SHORT EXERCISE
How many lines hold the string "vertical"? Reply with the number alone.

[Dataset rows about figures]
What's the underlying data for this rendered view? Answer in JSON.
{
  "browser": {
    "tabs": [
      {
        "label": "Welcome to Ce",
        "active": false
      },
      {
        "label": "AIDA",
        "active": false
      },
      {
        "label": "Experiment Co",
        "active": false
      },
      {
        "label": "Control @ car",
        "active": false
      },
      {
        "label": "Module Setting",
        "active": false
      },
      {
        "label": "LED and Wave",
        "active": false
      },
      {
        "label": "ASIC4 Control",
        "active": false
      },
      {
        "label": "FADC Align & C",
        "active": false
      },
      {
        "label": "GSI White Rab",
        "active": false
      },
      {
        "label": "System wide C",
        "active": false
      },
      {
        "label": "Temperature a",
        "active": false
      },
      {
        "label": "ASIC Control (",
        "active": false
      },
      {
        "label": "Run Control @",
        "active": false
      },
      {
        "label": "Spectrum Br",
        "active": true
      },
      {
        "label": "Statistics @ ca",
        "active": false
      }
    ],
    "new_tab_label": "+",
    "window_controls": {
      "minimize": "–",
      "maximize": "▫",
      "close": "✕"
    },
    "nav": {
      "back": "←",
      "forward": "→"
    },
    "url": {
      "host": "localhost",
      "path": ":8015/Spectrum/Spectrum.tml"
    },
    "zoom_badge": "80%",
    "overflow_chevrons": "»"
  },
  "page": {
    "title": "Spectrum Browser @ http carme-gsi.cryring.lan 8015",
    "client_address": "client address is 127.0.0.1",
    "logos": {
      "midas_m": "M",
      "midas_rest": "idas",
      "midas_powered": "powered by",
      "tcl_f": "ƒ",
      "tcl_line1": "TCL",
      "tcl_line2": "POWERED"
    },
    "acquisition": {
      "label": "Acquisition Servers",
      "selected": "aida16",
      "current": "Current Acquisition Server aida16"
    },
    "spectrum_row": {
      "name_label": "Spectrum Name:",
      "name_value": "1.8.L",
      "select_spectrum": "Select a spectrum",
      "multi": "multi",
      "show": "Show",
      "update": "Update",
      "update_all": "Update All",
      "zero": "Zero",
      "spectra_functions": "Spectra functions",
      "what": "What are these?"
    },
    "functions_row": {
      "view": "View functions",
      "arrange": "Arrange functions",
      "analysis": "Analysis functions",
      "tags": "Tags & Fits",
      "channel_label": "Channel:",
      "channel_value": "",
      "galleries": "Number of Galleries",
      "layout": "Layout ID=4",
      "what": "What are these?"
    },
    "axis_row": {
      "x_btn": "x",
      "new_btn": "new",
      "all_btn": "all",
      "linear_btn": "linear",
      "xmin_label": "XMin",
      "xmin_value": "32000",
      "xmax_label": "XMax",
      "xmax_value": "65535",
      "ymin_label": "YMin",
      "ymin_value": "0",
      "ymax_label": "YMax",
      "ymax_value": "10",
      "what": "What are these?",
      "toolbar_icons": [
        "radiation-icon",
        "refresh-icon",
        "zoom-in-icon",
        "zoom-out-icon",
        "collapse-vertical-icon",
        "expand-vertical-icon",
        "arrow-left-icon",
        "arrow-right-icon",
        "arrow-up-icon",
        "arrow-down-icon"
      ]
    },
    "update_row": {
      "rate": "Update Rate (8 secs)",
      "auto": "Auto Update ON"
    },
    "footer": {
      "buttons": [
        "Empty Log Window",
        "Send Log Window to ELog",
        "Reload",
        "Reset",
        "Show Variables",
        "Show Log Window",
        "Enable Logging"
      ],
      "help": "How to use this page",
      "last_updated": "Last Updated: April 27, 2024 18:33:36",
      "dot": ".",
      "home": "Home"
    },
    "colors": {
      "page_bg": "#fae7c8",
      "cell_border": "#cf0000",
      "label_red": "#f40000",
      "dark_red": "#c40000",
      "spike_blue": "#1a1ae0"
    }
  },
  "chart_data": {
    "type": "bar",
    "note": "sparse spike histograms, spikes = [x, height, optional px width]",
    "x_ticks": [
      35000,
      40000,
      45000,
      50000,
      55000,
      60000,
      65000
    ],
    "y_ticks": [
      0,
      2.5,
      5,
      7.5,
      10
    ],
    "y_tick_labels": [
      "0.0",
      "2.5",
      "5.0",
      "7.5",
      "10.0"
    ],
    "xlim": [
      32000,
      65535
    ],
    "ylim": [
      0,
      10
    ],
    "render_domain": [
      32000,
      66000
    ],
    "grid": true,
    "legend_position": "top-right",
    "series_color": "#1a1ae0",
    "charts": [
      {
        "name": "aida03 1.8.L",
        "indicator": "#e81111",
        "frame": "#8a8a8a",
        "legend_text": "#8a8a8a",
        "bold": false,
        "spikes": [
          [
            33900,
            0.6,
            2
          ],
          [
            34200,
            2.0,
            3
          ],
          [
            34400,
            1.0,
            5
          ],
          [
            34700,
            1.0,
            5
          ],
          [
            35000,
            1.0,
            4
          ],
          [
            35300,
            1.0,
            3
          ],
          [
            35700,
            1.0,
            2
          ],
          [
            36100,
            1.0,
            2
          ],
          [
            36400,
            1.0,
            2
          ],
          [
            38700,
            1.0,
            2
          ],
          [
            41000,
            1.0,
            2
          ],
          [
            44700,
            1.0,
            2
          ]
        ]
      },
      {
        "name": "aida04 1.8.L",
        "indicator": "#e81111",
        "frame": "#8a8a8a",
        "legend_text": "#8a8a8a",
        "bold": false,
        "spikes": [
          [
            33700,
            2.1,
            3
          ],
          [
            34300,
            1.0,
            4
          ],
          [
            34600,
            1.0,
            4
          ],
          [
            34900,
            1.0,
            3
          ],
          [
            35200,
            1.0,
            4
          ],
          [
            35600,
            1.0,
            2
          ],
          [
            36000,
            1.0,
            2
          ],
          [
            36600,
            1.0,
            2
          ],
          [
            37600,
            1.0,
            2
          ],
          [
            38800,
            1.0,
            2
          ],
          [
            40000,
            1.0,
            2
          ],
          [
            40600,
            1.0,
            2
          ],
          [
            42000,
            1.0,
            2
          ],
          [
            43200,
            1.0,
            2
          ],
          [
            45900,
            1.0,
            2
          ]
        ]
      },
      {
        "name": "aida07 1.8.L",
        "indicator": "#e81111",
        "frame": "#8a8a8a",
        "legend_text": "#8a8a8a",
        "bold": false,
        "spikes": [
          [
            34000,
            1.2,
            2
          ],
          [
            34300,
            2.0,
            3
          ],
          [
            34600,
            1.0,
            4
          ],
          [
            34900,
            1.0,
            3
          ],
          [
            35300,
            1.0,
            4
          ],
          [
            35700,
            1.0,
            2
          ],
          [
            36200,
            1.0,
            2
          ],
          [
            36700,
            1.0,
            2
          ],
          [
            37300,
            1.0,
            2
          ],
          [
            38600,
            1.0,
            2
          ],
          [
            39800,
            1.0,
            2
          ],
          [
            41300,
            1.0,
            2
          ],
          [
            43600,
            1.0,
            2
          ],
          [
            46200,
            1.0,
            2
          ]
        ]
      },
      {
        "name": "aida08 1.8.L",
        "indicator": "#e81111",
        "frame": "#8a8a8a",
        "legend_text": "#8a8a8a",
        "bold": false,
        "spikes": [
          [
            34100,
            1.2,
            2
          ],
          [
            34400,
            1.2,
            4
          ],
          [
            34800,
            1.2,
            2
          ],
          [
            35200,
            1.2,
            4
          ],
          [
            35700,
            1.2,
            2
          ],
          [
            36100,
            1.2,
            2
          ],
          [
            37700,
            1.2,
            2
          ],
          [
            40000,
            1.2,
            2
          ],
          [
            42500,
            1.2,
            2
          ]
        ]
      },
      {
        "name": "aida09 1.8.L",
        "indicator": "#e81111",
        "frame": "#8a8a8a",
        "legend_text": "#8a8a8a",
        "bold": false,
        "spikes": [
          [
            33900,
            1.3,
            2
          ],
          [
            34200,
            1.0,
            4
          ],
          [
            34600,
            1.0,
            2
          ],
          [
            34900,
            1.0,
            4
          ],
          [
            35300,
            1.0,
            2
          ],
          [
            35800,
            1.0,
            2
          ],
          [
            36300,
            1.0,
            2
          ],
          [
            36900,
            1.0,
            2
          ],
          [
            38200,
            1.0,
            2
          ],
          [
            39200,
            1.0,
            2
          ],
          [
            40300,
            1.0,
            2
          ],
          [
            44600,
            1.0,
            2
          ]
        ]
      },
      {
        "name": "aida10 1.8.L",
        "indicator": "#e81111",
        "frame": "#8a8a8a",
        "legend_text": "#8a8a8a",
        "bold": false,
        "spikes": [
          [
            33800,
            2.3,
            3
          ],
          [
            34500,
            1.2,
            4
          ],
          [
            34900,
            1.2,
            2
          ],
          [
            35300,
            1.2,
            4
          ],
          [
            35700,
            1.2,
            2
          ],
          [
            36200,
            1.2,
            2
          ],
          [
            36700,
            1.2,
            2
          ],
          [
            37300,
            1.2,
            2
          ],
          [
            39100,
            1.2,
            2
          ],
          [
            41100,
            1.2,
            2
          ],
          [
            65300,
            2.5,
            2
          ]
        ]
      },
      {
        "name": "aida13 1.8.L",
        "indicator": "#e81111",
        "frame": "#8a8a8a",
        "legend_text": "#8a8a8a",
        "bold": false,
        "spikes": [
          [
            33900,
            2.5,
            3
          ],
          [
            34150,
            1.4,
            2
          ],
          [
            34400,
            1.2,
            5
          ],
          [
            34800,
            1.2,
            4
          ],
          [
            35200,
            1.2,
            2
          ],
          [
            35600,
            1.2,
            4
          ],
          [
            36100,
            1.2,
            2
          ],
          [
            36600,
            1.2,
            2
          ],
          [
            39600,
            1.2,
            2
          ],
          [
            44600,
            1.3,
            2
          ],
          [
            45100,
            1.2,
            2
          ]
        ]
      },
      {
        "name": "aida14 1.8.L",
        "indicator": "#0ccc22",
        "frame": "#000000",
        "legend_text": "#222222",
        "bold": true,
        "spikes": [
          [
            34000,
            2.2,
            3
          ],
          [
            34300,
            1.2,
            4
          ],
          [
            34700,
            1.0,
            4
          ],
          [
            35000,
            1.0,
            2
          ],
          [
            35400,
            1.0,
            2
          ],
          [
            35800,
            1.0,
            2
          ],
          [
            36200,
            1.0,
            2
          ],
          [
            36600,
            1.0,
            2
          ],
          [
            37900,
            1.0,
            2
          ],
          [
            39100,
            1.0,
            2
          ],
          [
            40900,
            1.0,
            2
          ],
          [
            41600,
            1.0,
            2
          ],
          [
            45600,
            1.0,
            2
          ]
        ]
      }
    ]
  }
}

OUTPUT BELOW
2